§ **Text provided**
§ §
The HuC6280 8-bit microprocessor is Japanese company Hudson Soft's improved version of the WDC 65C02 CPU, an upgraded CMOS version of the popular NMOS-based MOS Technology 6502 8-bit CPU, manufactured for Hudson by Seiko Epson and NEC. The most notable product using the HuC6280 is NEC's TurboGrafx-16 video game console.

==Description==

The HuC6280 contains a 65C02 core which has several additional instructions and a few internal peripheral functions such as an interrupt controller, a memory management unit, a timer, an 8-bit parallel I/O port, and a programmable sound generator (PSG). The processor operates at two speeds, 1.79 MHz and 7.16 MHz.

A slightly revised HuC6280A was released and used in the PC Engine CoreGrafx and SuperGrafx. This revision reportedly fixed some minor audio issues in those systems.

==Memory mapping==

The HuC6280 has a 64 KB logical address space, but a 2 MB physical address space. The HuC6280 uses a memory management unit that splits the memory space into segments of 8 KB.
Each logical 8 KB segment is associated with one of 256 physical 8 KB sized segments. This can be set up with an 8-bit register (MPR0-7) that contains the most significant eight bits of the address of the 8 KB segment in physical memory. Thus the logical 64 KB address space can be overlapping, continuous or scattered in physical address space, depending on the eight MPR registers.

Two special instructions are used to access these registers:

TAMi - transfer the content of the accumulator (A) into an MPR register (0-7).

TMAi - transfer an MPR register into the accumulator.
§ §
§ **Supplied information**
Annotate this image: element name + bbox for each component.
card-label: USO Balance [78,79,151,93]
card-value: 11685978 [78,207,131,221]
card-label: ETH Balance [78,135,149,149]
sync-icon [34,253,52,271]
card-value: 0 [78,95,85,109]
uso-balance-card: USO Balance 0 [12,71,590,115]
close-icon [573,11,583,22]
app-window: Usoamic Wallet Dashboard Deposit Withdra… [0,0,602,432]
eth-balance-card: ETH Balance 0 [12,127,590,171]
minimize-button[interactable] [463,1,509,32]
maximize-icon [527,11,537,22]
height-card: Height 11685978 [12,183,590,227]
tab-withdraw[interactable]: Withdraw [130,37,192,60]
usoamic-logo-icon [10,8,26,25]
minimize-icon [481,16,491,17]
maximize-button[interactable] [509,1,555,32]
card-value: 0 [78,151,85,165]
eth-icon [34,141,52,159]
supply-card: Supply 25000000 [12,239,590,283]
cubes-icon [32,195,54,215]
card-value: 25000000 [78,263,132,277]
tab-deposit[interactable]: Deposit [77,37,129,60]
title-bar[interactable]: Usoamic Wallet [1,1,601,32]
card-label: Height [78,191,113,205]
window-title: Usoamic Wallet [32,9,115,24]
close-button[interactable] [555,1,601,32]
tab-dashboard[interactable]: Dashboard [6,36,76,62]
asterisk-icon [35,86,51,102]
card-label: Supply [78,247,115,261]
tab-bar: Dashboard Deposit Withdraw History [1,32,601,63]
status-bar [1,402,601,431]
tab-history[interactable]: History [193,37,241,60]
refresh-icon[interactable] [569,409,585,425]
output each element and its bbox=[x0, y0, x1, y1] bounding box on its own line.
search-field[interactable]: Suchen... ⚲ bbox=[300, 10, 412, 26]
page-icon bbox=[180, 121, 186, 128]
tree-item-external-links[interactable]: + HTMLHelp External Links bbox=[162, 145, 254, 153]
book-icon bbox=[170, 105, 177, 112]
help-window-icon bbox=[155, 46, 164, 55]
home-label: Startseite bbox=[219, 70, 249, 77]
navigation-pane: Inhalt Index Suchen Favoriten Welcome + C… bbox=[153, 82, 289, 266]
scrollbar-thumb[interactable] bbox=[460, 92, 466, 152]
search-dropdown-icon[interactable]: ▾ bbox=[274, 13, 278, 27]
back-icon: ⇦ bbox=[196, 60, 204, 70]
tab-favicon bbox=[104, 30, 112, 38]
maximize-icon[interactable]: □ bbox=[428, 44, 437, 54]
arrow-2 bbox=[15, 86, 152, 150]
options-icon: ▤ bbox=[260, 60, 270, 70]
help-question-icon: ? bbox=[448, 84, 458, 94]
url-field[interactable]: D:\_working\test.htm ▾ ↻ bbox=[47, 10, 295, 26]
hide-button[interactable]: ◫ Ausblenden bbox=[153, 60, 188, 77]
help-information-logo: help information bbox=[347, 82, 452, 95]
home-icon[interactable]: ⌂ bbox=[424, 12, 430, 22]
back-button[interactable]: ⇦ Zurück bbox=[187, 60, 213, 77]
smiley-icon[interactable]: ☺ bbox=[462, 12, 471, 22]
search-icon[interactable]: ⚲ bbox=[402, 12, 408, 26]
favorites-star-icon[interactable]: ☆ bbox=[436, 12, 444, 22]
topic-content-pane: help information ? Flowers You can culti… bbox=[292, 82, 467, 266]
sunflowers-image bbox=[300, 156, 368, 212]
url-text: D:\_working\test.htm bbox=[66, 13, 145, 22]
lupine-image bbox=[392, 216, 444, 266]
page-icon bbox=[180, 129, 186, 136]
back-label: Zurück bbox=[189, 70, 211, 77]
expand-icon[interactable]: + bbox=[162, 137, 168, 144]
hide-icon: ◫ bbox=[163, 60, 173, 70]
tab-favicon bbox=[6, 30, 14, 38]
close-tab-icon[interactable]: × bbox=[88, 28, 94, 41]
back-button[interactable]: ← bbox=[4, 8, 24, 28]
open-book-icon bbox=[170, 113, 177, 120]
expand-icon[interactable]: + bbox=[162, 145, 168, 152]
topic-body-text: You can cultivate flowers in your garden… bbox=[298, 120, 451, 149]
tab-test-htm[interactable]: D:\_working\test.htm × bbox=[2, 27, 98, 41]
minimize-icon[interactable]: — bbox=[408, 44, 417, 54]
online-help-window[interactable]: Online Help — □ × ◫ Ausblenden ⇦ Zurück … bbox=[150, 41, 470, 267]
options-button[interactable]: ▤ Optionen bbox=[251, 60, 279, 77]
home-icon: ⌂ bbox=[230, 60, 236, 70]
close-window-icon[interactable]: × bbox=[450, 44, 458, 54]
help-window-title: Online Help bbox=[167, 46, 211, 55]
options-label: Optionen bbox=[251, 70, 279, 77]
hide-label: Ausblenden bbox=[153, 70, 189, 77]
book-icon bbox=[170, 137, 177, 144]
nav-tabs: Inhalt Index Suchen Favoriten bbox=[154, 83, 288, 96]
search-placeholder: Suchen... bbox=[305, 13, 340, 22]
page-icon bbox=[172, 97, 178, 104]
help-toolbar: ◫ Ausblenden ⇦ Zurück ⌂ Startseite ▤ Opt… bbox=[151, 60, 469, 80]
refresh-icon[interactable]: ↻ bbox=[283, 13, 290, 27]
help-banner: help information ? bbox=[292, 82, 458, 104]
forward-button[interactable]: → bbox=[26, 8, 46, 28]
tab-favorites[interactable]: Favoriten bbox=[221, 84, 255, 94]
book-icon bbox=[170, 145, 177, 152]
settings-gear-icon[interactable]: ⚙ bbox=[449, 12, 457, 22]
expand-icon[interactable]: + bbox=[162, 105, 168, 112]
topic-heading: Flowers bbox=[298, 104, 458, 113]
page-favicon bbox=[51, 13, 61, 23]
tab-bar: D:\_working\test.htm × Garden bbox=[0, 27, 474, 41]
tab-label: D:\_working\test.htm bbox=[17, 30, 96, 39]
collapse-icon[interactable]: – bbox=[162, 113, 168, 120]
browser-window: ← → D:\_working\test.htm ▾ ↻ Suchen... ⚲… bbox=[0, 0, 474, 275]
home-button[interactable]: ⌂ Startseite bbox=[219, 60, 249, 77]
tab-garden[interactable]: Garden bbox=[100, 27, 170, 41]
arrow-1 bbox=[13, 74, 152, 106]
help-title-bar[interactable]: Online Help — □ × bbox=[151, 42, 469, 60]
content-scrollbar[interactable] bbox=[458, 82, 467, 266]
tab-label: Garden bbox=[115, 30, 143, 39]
§ §
§ **Questions to answer**
[a] List the internal peripheral functions that the HuC6280 article says the processor contains.
[b] Continue the HuC6280 article from the point where it stops.

§ **Task-by-task results**
[a]
- interrupt controller
- memory management unit
- timer
- 8-bit parallel I/O port
- programmable sound generator (PSG)

[b]
==Sound generator==
PSG-styled wavetable synthesis provides six sound channels, which can be conveniently paired according to the functionality they provide:

        0-1 - Waveform playback
              Frequency modulation (channel 1 muted)
        2-3 - Waveform playback only
        4-5 - Waveform playback
              White noise generation

Waveform playback is the most common and allows a 32-byte, 5-bit unsigned linear sample to be played back at selected frequencies. Frequency modulation takes this one step further, allowing the playback frequency to be dynamically adjusted according to a specified pattern. White noise is used to simulate percussion instruments and effects, such as explosions, by means of a pseudo-random square wave.

Alternatively, each channel can be individually switched to "Direct D/A" mode in which the programmer can send data directly to the sound mixer, allowing more complex sound patterns to be generated, such as speech. Inevitably, this requires more programming effort and CPU time.